Problem description – Transcribe the records below exactly, leaving out any pictures.

Dataset listings of figures –

··········

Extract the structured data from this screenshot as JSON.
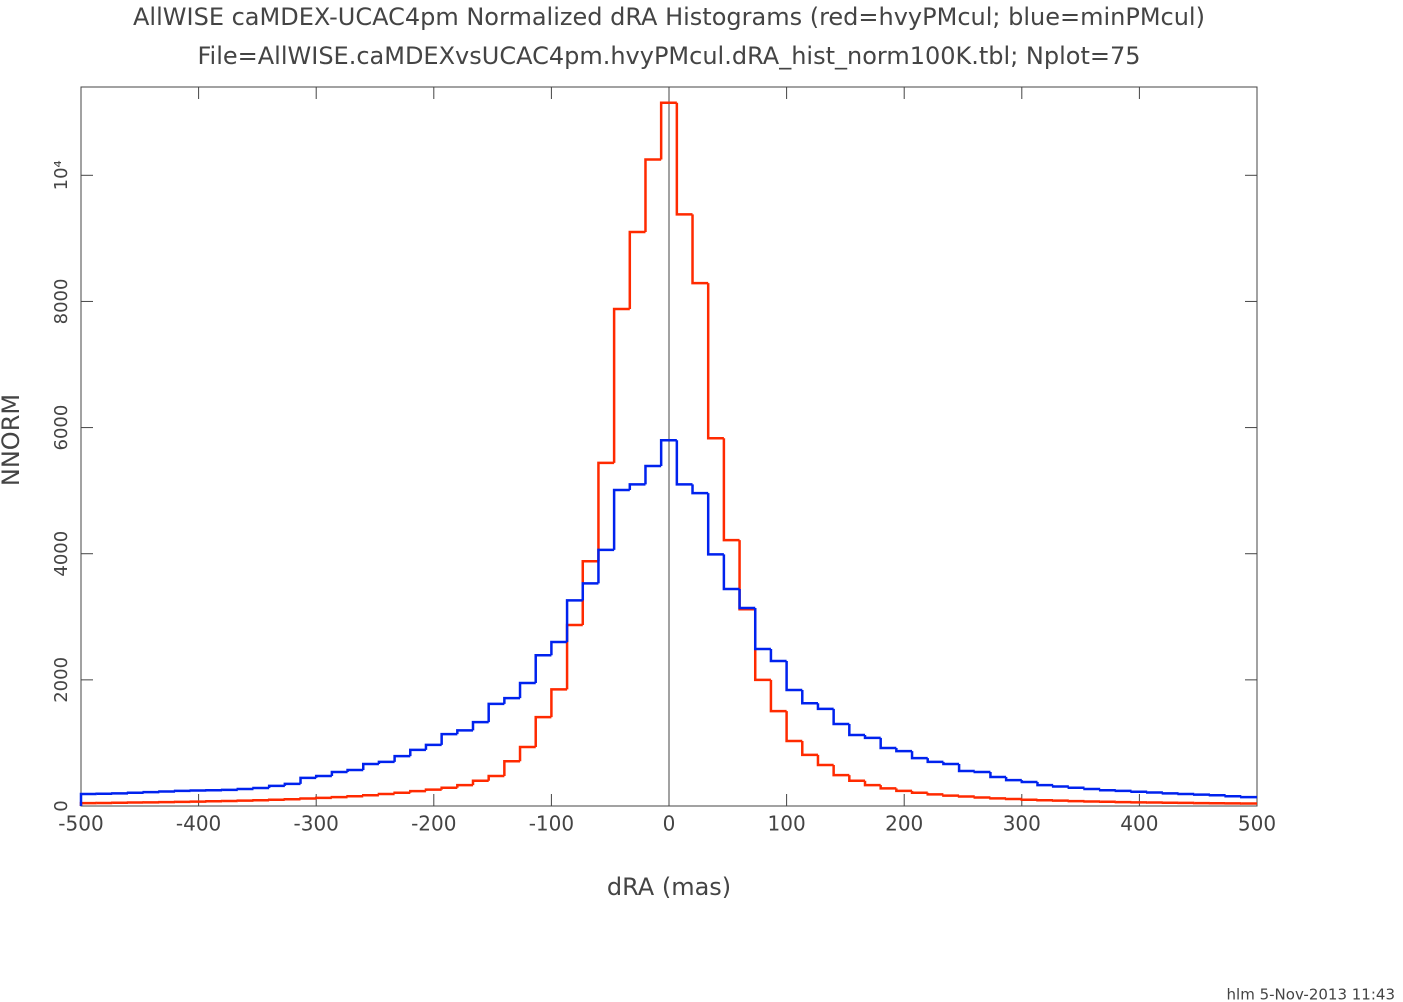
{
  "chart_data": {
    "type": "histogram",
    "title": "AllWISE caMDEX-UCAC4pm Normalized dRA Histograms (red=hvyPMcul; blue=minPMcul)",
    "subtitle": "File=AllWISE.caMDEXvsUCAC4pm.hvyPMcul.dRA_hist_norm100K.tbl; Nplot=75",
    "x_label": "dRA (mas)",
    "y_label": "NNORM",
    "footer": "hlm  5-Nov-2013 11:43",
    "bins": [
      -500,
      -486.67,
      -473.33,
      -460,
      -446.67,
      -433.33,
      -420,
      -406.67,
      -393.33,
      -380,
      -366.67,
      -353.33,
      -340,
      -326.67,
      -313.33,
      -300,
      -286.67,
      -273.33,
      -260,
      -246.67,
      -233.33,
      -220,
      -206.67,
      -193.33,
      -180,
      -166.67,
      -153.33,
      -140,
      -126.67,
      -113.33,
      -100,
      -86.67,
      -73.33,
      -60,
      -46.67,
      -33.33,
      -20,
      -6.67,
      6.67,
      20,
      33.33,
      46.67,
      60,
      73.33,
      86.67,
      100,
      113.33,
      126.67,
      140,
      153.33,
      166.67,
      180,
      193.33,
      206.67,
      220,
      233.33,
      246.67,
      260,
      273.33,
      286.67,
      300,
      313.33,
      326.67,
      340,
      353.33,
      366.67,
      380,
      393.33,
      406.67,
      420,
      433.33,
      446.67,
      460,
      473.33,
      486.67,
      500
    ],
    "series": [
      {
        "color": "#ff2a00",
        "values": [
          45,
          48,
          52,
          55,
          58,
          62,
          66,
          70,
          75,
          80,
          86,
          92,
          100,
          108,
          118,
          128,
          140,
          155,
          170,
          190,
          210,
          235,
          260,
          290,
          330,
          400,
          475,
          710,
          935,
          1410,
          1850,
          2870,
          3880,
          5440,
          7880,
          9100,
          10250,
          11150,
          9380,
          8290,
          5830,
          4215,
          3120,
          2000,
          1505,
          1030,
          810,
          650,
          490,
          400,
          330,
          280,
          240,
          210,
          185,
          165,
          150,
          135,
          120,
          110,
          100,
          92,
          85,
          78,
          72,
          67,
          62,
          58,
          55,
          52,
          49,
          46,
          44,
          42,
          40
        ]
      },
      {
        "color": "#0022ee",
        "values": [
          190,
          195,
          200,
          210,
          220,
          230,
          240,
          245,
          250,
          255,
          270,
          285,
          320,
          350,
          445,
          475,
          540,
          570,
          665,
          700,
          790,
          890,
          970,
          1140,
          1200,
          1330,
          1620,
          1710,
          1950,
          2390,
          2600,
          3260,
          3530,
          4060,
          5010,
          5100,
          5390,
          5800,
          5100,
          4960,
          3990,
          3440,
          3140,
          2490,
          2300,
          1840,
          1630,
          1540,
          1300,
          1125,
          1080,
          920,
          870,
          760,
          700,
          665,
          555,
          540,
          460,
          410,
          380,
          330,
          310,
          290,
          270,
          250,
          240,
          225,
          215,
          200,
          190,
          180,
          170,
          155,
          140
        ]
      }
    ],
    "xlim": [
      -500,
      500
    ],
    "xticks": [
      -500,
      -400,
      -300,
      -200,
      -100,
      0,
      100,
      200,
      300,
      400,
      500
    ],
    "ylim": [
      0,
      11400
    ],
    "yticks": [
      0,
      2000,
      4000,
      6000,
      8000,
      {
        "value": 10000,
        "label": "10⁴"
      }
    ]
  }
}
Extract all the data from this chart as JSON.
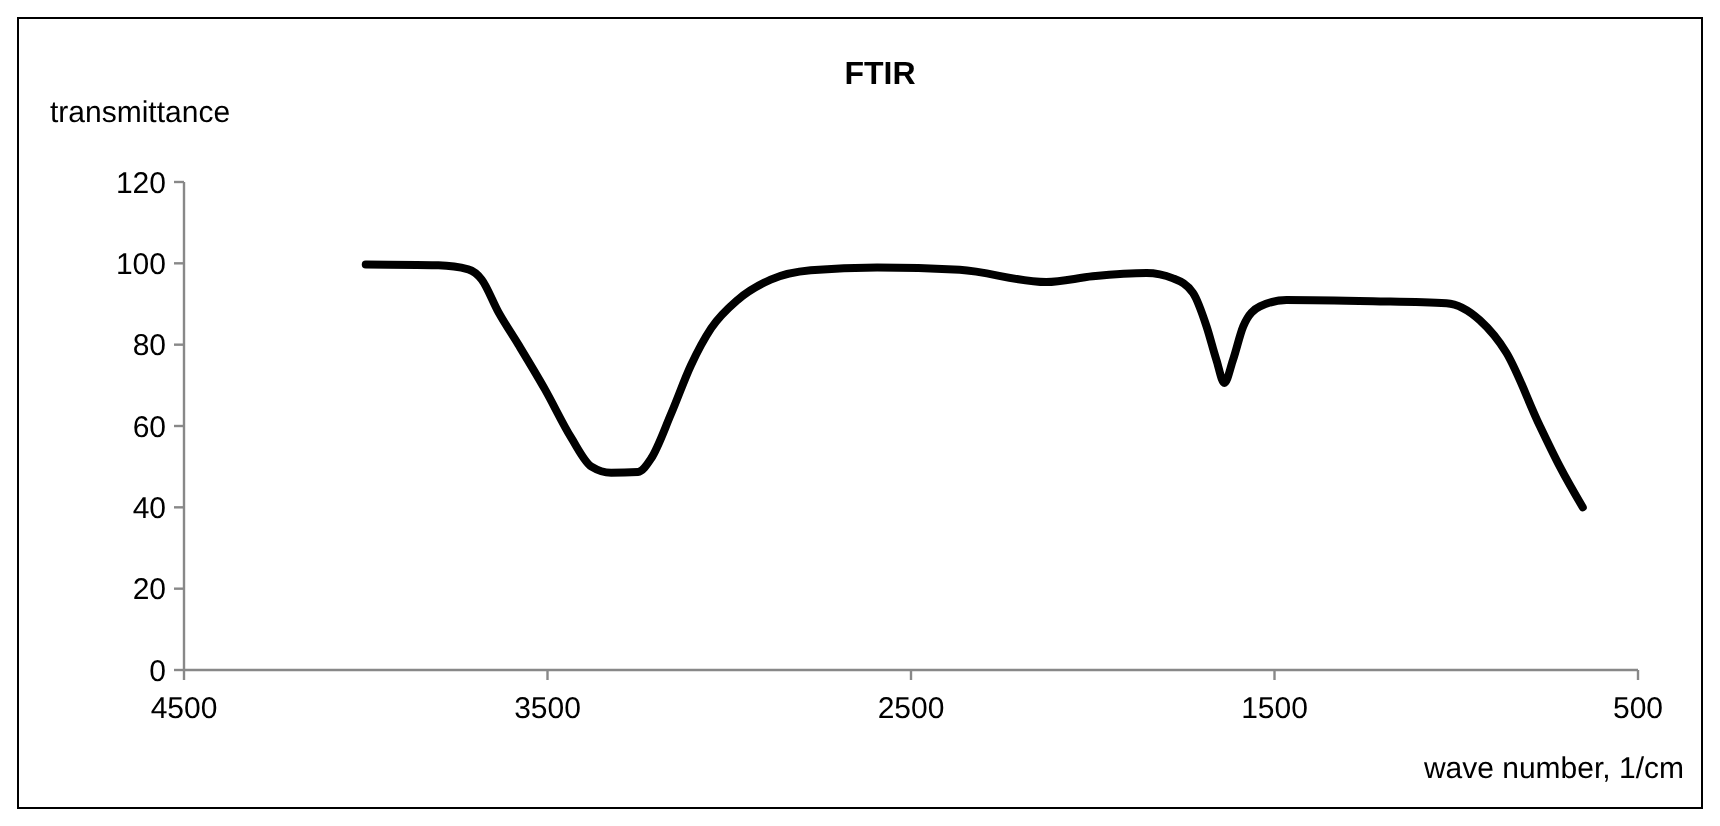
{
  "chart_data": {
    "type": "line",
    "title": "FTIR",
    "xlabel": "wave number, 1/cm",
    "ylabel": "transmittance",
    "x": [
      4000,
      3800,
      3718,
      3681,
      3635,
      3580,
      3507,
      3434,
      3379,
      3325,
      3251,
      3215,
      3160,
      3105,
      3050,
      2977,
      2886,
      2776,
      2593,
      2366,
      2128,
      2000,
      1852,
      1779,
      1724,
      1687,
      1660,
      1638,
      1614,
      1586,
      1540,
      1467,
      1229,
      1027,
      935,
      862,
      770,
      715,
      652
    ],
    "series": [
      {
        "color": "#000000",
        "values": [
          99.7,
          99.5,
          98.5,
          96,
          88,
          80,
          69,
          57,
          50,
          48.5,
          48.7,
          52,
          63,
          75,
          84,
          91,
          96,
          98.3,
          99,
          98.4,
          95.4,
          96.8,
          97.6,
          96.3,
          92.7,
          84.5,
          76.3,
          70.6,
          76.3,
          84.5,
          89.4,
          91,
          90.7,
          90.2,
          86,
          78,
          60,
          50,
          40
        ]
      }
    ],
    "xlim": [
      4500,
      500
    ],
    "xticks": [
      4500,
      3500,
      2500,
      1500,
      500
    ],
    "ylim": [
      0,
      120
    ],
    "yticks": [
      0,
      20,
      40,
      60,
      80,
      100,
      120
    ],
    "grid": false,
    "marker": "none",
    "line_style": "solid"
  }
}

··········

Answer –
Extract the structured data from this screenshot as JSON.
{
  "chart_data": {
    "type": "histogram",
    "title": "AllWISE caMDEX-UCAC4pm Normalized dRA Histograms (red=hvyPMcul; blue=minPMcul)",
    "subtitle": "File=AllWISE.caMDEXvsUCAC4pm.hvyPMcul.dRA_hist_norm100K.tbl; Nplot=75",
    "x_label": "dRA (mas)",
    "y_label": "NNORM",
    "footer": "hlm  5-Nov-2013 11:43",
    "bins": [
      -500,
      -486.67,
      -473.33,
      -460,
      -446.67,
      -433.33,
      -420,
      -406.67,
      -393.33,
      -380,
      -366.67,
      -353.33,
      -340,
      -326.67,
      -313.33,
      -300,
      -286.67,
      -273.33,
      -260,
      -246.67,
      -233.33,
      -220,
      -206.67,
      -193.33,
      -180,
      -166.67,
      -153.33,
      -140,
      -126.67,
      -113.33,
      -100,
      -86.67,
      -73.33,
      -60,
      -46.67,
      -33.33,
      -20,
      -6.67,
      6.67,
      20,
      33.33,
      46.67,
      60,
      73.33,
      86.67,
      100,
      113.33,
      126.67,
      140,
      153.33,
      166.67,
      180,
      193.33,
      206.67,
      220,
      233.33,
      246.67,
      260,
      273.33,
      286.67,
      300,
      313.33,
      326.67,
      340,
      353.33,
      366.67,
      380,
      393.33,
      406.67,
      420,
      433.33,
      446.67,
      460,
      473.33,
      486.67,
      500
    ],
    "series": [
      {
        "color": "#ff2a00",
        "values": [
          45,
          48,
          52,
          55,
          58,
          62,
          66,
          70,
          75,
          80,
          86,
          92,
          100,
          108,
          118,
          128,
          140,
          155,
          170,
          190,
          210,
          235,
          260,
          290,
          330,
          400,
          475,
          710,
          935,
          1410,
          1850,
          2870,
          3880,
          5440,
          7880,
          9100,
          10250,
          11150,
          9380,
          8290,
          5830,
          4215,
          3120,
          2000,
          1505,
          1030,
          810,
          650,
          490,
          400,
          330,
          280,
          240,
          210,
          185,
          165,
          150,
          135,
          120,
          110,
          100,
          92,
          85,
          78,
          72,
          67,
          62,
          58,
          55,
          52,
          49,
          46,
          44,
          42,
          40
        ]
      },
      {
        "color": "#0022ee",
        "values": [
          190,
          195,
          200,
          210,
          220,
          230,
          240,
          245,
          250,
          255,
          270,
          285,
          320,
          350,
          445,
          475,
          540,
          570,
          665,
          700,
          790,
          890,
          970,
          1140,
          1200,
          1330,
          1620,
          1710,
          1950,
          2390,
          2600,
          3260,
          3530,
          4060,
          5010,
          5100,
          5390,
          5800,
          5100,
          4960,
          3990,
          3440,
          3140,
          2490,
          2300,
          1840,
          1630,
          1540,
          1300,
          1125,
          1080,
          920,
          870,
          760,
          700,
          665,
          555,
          540,
          460,
          410,
          380,
          330,
          310,
          290,
          270,
          250,
          240,
          225,
          215,
          200,
          190,
          180,
          170,
          155,
          140
        ]
      }
    ],
    "xlim": [
      -500,
      500
    ],
    "xticks": [
      -500,
      -400,
      -300,
      -200,
      -100,
      0,
      100,
      200,
      300,
      400,
      500
    ],
    "ylim": [
      0,
      11400
    ],
    "yticks": [
      0,
      2000,
      4000,
      6000,
      8000,
      {
        "value": 10000,
        "label": "10⁴"
      }
    ]
  }
}
Extract all the data from this chart as JSON.
{
  "chart_data": {
    "type": "line",
    "title": "FTIR",
    "xlabel": "wave number, 1/cm",
    "ylabel": "transmittance",
    "x": [
      4000,
      3800,
      3718,
      3681,
      3635,
      3580,
      3507,
      3434,
      3379,
      3325,
      3251,
      3215,
      3160,
      3105,
      3050,
      2977,
      2886,
      2776,
      2593,
      2366,
      2128,
      2000,
      1852,
      1779,
      1724,
      1687,
      1660,
      1638,
      1614,
      1586,
      1540,
      1467,
      1229,
      1027,
      935,
      862,
      770,
      715,
      652
    ],
    "series": [
      {
        "color": "#000000",
        "values": [
          99.7,
          99.5,
          98.5,
          96,
          88,
          80,
          69,
          57,
          50,
          48.5,
          48.7,
          52,
          63,
          75,
          84,
          91,
          96,
          98.3,
          99,
          98.4,
          95.4,
          96.8,
          97.6,
          96.3,
          92.7,
          84.5,
          76.3,
          70.6,
          76.3,
          84.5,
          89.4,
          91,
          90.7,
          90.2,
          86,
          78,
          60,
          50,
          40
        ]
      }
    ],
    "xlim": [
      4500,
      500
    ],
    "xticks": [
      4500,
      3500,
      2500,
      1500,
      500
    ],
    "ylim": [
      0,
      120
    ],
    "yticks": [
      0,
      20,
      40,
      60,
      80,
      100,
      120
    ],
    "grid": false,
    "marker": "none",
    "line_style": "solid"
  }
}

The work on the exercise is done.